## [Given problem]
Set down exactly the lines running from the line with "Convert this screenshot" to the end of the listing below, both ends included.

## [Recorded information]
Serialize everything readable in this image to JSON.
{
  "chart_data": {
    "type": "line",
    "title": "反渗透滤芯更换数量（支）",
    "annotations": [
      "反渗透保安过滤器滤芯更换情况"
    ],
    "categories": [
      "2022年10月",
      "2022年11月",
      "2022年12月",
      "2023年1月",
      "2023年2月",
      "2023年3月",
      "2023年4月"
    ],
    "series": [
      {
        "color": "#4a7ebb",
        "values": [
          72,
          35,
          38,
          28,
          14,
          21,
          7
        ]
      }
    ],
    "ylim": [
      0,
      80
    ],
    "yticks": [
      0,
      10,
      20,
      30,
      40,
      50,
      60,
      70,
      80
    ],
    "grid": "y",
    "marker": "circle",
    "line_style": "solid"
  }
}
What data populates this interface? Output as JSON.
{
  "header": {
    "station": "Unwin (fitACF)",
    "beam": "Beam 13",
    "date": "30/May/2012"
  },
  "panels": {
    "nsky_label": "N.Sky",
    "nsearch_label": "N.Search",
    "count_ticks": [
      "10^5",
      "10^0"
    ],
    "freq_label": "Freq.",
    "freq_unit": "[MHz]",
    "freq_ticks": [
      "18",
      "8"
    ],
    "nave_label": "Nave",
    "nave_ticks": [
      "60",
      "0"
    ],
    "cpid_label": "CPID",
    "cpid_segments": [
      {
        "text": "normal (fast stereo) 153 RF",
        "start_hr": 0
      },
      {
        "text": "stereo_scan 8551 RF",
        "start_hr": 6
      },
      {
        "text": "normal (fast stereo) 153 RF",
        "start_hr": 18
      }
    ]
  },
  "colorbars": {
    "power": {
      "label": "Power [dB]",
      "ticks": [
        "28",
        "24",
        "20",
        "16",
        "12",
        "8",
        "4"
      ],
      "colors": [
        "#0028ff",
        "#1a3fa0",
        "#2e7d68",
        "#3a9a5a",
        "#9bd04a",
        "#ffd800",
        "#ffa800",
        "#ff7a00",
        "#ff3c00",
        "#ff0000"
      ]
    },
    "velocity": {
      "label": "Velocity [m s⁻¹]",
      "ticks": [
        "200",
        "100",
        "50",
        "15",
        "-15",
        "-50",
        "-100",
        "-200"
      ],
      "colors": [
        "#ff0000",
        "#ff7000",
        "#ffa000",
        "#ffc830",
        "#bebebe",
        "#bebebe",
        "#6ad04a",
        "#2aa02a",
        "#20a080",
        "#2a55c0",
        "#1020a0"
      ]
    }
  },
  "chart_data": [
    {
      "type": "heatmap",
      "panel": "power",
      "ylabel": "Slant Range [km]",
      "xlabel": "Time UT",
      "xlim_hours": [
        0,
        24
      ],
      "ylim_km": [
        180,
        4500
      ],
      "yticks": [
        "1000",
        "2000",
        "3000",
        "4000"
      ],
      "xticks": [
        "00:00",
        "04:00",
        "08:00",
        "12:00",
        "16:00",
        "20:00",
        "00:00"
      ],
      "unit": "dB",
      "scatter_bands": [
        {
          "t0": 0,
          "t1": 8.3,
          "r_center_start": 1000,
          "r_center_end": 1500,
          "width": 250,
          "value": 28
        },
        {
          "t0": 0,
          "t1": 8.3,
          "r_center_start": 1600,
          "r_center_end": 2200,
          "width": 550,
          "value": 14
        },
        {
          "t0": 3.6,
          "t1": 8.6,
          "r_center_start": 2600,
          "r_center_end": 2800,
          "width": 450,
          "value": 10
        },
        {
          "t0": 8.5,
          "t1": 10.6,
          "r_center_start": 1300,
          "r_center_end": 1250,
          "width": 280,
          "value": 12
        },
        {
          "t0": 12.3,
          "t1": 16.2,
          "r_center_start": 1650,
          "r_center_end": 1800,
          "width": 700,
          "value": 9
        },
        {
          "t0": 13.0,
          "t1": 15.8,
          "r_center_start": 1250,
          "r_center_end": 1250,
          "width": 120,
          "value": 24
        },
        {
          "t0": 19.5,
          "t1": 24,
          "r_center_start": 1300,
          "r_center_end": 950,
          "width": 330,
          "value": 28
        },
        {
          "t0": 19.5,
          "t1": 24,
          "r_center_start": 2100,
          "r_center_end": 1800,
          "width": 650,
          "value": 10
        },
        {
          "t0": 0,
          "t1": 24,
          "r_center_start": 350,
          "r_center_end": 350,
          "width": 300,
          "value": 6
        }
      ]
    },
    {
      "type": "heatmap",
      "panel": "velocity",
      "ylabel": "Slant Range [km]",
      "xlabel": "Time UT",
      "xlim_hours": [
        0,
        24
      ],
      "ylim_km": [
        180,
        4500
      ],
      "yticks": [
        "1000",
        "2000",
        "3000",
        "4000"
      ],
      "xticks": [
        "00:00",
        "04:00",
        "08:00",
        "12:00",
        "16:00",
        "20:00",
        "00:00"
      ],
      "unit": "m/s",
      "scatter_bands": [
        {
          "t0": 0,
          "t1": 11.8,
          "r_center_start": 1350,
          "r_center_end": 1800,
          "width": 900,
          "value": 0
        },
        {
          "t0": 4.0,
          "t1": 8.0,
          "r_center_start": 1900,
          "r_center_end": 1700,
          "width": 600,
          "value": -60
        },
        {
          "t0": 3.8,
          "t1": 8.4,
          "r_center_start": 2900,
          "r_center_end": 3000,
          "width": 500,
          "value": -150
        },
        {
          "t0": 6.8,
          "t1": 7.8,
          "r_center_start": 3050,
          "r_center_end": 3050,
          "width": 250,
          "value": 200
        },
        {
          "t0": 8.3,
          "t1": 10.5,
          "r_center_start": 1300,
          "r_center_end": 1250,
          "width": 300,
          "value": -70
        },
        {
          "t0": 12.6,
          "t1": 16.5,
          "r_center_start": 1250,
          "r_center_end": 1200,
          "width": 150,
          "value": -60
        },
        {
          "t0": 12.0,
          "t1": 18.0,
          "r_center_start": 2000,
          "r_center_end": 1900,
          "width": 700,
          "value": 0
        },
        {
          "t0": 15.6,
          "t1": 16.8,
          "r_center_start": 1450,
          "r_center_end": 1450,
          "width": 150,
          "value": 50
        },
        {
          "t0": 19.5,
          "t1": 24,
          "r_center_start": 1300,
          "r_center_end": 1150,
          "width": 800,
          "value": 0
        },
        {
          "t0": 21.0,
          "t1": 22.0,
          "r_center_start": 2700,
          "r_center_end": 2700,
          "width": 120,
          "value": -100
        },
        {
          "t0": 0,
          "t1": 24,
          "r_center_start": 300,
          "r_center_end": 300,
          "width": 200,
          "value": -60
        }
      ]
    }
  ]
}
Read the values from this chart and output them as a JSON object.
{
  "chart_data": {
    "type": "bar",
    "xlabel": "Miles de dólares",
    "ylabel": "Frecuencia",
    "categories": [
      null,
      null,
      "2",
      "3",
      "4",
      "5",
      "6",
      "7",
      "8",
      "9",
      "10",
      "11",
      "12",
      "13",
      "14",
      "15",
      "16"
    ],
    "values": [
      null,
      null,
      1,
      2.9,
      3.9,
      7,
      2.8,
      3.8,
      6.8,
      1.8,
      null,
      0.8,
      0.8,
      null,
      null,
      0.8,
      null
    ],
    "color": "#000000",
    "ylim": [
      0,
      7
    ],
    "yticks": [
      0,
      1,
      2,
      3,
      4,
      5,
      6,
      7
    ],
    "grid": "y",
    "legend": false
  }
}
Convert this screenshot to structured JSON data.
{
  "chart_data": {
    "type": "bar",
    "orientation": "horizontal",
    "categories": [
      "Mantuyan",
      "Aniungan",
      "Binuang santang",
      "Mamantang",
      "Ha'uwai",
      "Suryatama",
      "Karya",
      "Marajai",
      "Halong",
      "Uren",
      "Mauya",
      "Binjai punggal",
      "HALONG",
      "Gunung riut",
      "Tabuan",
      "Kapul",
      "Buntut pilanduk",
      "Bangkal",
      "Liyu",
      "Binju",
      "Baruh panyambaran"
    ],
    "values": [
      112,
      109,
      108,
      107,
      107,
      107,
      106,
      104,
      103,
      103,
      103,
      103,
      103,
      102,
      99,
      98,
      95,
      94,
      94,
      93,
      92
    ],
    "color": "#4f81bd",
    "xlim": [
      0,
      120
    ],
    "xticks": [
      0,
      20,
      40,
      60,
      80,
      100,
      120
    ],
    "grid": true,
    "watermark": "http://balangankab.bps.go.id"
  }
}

## [Solution to the problem]
Convert this screenshot to structured JSON data.
{
  "chart_data": {
    "type": "bar",
    "orientation": "horizontal",
    "categories": [
      "Mantuyan",
      "Aniungan",
      "Binuang santang",
      "Mamantang",
      "Ha'uwai",
      "Suryatama",
      "Karya",
      "Marajai",
      "Halong",
      "Uren",
      "Mauya",
      "Binjai punggal",
      "HALONG",
      "Gunung riut",
      "Tabuan",
      "Kapul",
      "Buntut pilanduk",
      "Bangkal",
      "Liyu",
      "Binju",
      "Baruh panyambaran"
    ],
    "values": [
      112,
      109,
      108,
      107,
      107,
      107,
      106,
      104,
      103,
      103,
      103,
      103,
      103,
      102,
      99,
      98,
      95,
      94,
      94,
      93,
      92
    ],
    "color": "#4f81bd",
    "xlim": [
      0,
      120
    ],
    "xticks": [
      0,
      20,
      40,
      60,
      80,
      100,
      120
    ],
    "grid": true,
    "watermark": "http://balangankab.bps.go.id"
  }
}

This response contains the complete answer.